▸ **RECORDS SUPPLIED**:
___

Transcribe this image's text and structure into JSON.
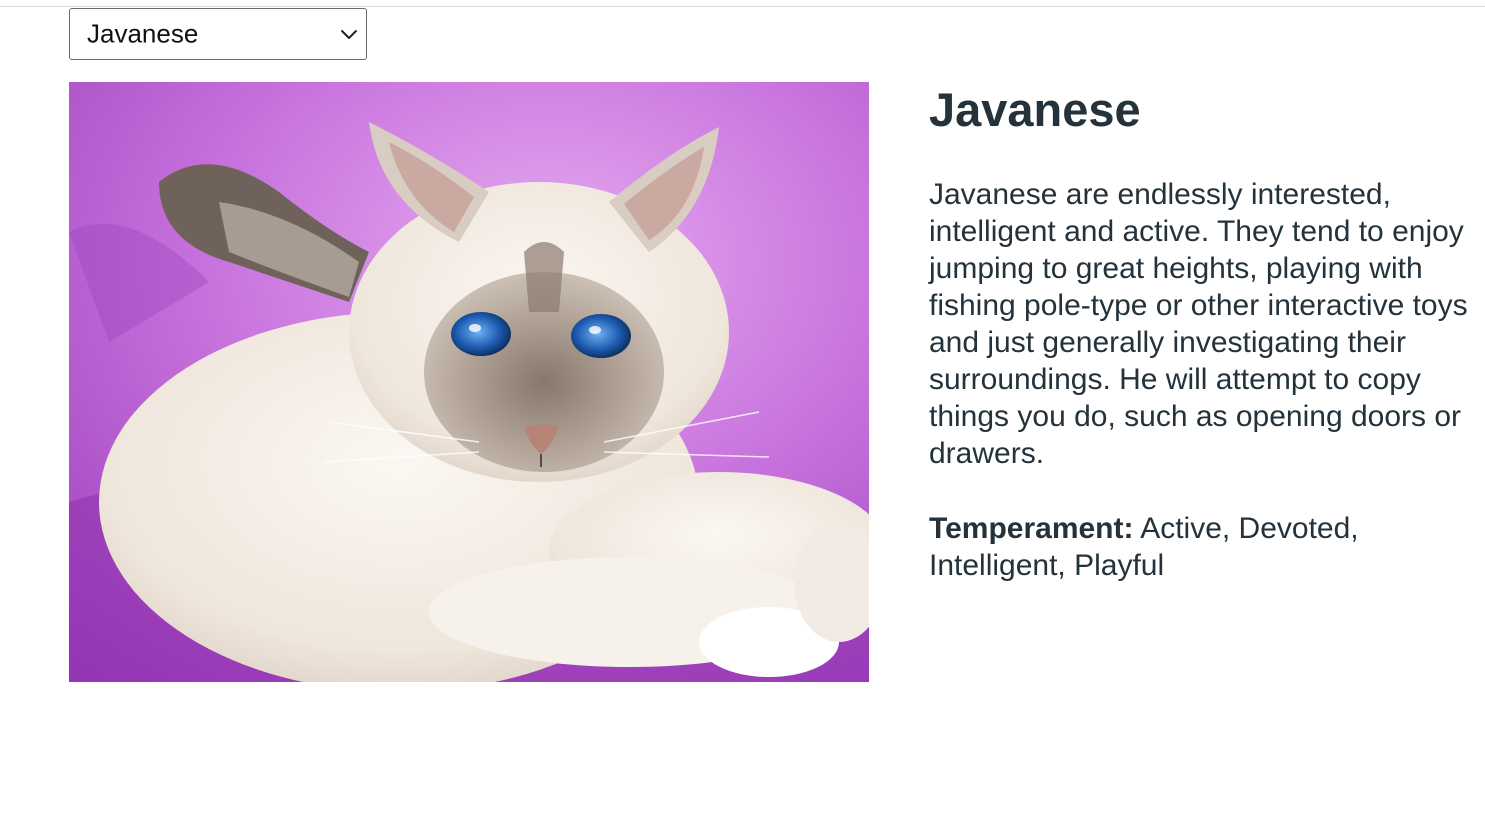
{
  "selector": {
    "selected": "Javanese",
    "chevron_icon": "chevron-down-icon"
  },
  "breed": {
    "name": "Javanese",
    "photo_subject": "cat-photo",
    "description": "Javanese are endlessly interested, intelligent and active. They tend to enjoy jumping to great heights, playing with fishing pole-type or other interactive toys and just generally investigating their surroundings. He will attempt to copy things you do, such as opening doors or drawers.",
    "temperament_label": "Temperament:",
    "temperament_value": "Active, Devoted, Intelligent, Playful"
  },
  "colors": {
    "text": "#24323b",
    "background_purple": "#b75fd0"
  }
}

___

Repeat all the data as it stands, dropping any images it holds.

▸ **THE ANSWER**:
Transcribe this image's text and structure into JSON.
{
  "selector": {
    "selected": "Javanese",
    "chevron_icon": "chevron-down-icon"
  },
  "breed": {
    "name": "Javanese",
    "photo_subject": "cat-photo",
    "description": "Javanese are endlessly interested, intelligent and active. They tend to enjoy jumping to great heights, playing with fishing pole-type or other interactive toys and just generally investigating their surroundings. He will attempt to copy things you do, such as opening doors or drawers.",
    "temperament_label": "Temperament:",
    "temperament_value": "Active, Devoted, Intelligent, Playful"
  },
  "colors": {
    "text": "#24323b",
    "background_purple": "#b75fd0"
  }
}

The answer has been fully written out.